*Aim*
Please output the lines of the records from the first one through the line containing "y-right-tick-label: 10% [472,270,501,285]", both ends included, copying each line unchanged.

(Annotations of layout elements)

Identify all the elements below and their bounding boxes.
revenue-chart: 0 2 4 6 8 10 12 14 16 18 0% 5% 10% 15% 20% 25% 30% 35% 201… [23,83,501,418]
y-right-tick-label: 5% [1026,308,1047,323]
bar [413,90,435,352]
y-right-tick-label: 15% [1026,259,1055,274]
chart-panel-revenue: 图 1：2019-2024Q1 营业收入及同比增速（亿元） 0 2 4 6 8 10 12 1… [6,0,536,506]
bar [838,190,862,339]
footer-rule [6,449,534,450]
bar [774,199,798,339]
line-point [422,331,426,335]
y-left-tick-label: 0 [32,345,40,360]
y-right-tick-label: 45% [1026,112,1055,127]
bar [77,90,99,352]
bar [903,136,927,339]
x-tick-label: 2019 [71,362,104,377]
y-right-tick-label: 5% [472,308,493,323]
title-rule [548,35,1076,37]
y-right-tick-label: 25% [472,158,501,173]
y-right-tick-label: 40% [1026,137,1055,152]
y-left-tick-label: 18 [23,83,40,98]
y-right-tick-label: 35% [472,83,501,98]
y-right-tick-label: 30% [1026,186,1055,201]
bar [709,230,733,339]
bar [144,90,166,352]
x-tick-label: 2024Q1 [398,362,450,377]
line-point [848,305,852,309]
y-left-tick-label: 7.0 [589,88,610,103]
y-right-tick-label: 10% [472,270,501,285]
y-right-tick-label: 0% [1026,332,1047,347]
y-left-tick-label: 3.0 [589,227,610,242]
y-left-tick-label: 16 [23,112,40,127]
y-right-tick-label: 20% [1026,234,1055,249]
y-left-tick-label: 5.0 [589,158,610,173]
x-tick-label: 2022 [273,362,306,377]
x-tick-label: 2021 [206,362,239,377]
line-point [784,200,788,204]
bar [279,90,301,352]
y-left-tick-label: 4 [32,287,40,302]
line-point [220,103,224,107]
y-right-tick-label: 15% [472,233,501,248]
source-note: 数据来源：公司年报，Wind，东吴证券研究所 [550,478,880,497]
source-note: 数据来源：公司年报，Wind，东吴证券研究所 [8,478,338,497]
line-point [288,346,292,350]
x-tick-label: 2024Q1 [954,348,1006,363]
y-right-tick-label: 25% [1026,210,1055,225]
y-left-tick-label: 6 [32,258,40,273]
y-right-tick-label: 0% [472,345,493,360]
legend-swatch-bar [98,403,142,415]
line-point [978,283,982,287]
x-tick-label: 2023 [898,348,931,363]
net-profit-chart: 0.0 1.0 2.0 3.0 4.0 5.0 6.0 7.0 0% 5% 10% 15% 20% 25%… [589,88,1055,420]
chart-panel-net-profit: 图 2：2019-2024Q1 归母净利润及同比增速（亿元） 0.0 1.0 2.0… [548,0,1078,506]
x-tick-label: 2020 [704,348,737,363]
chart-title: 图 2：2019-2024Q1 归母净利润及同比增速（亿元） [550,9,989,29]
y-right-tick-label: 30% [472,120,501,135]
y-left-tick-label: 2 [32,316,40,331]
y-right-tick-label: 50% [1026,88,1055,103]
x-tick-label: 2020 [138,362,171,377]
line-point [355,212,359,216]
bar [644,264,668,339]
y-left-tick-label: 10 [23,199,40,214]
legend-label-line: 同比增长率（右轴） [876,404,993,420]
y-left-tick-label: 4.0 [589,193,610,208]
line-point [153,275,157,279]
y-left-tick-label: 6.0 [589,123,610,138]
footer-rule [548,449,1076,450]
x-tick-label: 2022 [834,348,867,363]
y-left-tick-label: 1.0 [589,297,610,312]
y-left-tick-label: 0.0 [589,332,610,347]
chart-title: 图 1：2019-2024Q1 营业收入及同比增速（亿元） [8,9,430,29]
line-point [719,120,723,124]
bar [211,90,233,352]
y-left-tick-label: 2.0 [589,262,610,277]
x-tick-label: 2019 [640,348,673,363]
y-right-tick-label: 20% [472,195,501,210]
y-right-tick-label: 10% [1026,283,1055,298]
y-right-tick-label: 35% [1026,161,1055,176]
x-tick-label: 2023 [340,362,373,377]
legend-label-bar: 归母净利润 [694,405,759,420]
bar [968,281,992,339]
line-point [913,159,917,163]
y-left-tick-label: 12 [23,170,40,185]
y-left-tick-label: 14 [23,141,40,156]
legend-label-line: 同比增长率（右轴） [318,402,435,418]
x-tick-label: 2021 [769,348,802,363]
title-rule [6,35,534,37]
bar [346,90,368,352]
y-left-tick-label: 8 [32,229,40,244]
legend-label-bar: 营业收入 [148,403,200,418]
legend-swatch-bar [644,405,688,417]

*Task solution*
Identify all the elements below and their bounding boxes.
revenue-chart: 0 2 4 6 8 10 12 14 16 18 0% 5% 10% 15% 20% 25% 30% 35% 201… [23,83,501,418]
y-right-tick-label: 5% [1026,308,1047,323]
bar [413,90,435,352]
y-right-tick-label: 15% [1026,259,1055,274]
chart-panel-revenue: 图 1：2019-2024Q1 营业收入及同比增速（亿元） 0 2 4 6 8 10 12 1… [6,0,536,506]
bar [838,190,862,339]
footer-rule [6,449,534,450]
bar [774,199,798,339]
line-point [422,331,426,335]
y-left-tick-label: 0 [32,345,40,360]
y-right-tick-label: 45% [1026,112,1055,127]
bar [77,90,99,352]
bar [903,136,927,339]
x-tick-label: 2019 [71,362,104,377]
y-right-tick-label: 5% [472,308,493,323]
title-rule [548,35,1076,37]
y-right-tick-label: 25% [472,158,501,173]
y-right-tick-label: 40% [1026,137,1055,152]
y-left-tick-label: 18 [23,83,40,98]
y-right-tick-label: 35% [472,83,501,98]
y-right-tick-label: 30% [1026,186,1055,201]
bar [709,230,733,339]
bar [144,90,166,352]
x-tick-label: 2024Q1 [398,362,450,377]
line-point [848,305,852,309]
y-left-tick-label: 7.0 [589,88,610,103]
y-right-tick-label: 10% [472,270,501,285]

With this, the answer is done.